▶ **EXERCISE TASK**
Would you pull out every line of the material that contains the string "ylabel"?
** START **
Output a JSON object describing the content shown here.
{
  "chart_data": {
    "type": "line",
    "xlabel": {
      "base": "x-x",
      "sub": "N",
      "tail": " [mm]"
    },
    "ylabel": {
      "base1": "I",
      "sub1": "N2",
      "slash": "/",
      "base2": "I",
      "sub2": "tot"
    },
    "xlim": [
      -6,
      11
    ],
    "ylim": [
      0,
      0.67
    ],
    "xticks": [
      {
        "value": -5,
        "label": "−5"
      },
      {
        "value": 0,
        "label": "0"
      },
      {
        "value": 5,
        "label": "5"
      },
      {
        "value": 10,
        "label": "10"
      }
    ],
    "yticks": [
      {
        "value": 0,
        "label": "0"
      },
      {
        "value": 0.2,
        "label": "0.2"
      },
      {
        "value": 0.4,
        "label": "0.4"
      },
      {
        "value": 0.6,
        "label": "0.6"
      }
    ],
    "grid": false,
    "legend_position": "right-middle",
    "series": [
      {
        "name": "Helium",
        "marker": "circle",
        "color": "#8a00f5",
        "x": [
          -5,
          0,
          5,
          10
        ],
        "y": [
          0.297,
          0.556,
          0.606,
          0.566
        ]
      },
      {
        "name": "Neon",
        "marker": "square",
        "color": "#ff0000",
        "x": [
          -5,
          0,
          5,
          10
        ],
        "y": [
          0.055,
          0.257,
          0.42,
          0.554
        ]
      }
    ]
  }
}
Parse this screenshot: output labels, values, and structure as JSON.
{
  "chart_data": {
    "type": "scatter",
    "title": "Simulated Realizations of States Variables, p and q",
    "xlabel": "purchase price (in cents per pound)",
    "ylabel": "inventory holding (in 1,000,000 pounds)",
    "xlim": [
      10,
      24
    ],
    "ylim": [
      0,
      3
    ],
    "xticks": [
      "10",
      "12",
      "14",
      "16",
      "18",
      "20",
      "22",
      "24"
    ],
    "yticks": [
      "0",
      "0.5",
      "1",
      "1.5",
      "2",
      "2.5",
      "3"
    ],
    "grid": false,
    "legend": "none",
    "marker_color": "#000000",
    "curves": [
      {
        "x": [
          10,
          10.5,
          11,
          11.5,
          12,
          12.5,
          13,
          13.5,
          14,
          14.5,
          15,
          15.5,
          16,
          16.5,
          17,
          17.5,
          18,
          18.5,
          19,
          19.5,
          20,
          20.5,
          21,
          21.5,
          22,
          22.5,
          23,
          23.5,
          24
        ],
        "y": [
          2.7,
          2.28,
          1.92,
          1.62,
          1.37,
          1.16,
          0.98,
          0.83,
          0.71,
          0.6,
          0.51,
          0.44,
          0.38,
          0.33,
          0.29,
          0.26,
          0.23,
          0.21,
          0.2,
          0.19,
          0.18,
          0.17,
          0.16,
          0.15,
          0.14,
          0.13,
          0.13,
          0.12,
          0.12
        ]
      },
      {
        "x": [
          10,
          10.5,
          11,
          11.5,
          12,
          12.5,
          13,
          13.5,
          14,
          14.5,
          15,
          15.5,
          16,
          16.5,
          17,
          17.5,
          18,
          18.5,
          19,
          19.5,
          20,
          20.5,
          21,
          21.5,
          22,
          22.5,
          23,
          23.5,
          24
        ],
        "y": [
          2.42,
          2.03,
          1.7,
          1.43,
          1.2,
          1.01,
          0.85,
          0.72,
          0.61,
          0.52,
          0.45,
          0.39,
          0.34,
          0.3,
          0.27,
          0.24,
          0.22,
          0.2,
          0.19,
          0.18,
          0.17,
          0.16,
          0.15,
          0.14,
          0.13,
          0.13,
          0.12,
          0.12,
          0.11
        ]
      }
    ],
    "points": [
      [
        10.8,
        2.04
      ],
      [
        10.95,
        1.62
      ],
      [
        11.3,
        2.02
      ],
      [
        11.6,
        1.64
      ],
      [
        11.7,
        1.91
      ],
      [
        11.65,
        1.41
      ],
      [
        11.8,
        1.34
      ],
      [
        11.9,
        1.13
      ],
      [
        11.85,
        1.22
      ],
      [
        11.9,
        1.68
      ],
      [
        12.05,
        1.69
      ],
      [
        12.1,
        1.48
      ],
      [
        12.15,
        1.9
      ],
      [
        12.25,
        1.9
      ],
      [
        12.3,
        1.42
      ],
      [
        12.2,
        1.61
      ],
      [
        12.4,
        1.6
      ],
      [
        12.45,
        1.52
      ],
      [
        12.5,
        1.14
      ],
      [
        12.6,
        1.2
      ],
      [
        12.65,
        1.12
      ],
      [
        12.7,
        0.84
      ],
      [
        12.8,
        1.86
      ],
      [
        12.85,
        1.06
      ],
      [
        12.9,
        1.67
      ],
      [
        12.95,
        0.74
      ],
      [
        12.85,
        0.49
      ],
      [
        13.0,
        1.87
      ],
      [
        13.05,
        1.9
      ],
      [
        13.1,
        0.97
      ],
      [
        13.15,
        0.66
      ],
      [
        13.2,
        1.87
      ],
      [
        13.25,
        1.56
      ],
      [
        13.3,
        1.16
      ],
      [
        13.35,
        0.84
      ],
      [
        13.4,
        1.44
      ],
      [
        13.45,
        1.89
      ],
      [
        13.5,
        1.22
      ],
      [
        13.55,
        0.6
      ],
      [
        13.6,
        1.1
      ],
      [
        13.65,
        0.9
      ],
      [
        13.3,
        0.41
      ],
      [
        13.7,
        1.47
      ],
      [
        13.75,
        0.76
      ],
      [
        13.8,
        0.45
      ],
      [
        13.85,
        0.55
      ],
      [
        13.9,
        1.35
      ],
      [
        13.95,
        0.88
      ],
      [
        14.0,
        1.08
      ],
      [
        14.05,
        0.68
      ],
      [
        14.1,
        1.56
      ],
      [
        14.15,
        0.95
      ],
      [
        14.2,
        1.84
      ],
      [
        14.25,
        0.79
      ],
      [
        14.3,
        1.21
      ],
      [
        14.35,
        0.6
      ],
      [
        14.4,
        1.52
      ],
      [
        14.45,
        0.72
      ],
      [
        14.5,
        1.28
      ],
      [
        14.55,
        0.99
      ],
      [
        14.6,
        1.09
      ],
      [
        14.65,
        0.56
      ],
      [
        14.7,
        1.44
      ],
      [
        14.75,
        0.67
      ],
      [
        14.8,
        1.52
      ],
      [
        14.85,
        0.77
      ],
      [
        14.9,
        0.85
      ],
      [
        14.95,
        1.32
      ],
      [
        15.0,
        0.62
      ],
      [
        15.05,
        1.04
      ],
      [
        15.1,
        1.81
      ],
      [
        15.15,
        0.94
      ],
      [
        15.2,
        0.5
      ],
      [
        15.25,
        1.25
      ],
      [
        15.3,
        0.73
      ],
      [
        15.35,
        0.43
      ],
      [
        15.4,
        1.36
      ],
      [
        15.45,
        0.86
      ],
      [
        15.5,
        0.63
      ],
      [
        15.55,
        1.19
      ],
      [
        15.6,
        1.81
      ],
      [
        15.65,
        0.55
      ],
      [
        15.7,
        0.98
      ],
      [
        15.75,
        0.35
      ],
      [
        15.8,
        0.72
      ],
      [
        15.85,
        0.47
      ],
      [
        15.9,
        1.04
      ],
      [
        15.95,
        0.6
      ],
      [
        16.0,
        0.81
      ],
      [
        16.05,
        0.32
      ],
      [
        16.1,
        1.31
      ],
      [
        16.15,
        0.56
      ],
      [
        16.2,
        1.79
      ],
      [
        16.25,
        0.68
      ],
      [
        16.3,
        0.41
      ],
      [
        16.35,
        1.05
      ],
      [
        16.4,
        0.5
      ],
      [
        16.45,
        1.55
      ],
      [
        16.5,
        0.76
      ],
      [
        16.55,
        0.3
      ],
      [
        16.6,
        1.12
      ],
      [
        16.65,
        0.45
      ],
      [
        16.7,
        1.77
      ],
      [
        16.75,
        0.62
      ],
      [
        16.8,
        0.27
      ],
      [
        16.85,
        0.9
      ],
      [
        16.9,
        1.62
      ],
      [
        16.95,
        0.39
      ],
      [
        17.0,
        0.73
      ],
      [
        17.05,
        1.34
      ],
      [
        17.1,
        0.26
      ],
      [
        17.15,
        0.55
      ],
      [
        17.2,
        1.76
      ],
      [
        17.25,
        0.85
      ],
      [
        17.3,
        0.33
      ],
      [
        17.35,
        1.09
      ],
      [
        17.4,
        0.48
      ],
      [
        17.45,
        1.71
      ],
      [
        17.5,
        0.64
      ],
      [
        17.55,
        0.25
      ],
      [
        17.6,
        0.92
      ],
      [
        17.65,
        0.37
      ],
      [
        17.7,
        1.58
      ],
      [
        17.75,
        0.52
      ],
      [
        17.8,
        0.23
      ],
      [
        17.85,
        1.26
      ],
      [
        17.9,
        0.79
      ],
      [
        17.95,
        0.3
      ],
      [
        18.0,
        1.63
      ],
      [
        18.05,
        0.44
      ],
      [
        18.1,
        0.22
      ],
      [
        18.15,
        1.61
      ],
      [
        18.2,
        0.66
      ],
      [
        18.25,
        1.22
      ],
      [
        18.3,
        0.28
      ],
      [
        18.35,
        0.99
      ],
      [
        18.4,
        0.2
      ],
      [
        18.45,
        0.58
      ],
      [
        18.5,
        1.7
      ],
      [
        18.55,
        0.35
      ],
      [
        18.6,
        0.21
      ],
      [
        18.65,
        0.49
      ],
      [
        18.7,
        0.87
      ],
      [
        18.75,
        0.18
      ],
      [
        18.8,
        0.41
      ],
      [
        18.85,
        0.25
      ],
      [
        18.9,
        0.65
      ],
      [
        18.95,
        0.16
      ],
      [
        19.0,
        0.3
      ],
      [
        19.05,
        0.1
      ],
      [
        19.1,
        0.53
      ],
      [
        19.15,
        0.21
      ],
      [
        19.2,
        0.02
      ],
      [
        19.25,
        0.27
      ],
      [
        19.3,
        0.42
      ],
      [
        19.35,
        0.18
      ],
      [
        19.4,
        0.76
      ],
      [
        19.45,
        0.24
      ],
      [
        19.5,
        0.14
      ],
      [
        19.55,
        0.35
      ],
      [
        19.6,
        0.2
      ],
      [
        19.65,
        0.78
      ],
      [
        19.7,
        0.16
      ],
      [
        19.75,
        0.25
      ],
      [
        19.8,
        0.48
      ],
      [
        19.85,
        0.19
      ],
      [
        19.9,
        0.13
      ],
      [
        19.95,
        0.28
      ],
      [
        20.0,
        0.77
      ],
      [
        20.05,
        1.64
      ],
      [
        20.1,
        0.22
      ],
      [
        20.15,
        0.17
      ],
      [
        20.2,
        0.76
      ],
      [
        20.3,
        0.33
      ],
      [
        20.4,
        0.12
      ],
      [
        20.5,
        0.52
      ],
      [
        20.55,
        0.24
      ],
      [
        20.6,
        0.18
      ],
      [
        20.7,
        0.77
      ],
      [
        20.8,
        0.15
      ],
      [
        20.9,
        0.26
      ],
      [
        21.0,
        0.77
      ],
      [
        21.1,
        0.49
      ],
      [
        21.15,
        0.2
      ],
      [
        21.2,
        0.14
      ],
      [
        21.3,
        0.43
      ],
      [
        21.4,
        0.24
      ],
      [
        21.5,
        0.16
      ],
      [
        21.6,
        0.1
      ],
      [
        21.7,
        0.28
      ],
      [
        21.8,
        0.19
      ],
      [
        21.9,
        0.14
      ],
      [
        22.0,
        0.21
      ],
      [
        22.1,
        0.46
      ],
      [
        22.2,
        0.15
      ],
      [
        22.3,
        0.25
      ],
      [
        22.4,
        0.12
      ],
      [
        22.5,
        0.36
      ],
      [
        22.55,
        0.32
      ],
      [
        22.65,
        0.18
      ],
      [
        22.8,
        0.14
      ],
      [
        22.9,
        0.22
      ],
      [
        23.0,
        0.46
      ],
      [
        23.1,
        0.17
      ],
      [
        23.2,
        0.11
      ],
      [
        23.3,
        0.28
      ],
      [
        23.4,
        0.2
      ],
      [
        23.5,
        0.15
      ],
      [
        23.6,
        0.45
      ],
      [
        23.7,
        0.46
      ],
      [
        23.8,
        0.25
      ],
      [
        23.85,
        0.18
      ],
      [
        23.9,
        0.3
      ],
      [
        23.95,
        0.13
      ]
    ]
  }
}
** END **
▶ **RESPONSE TO THIS EXERCISE**
    "ylabel": {
    "ylabel": "inventory holding (in 1,000,000 pounds)",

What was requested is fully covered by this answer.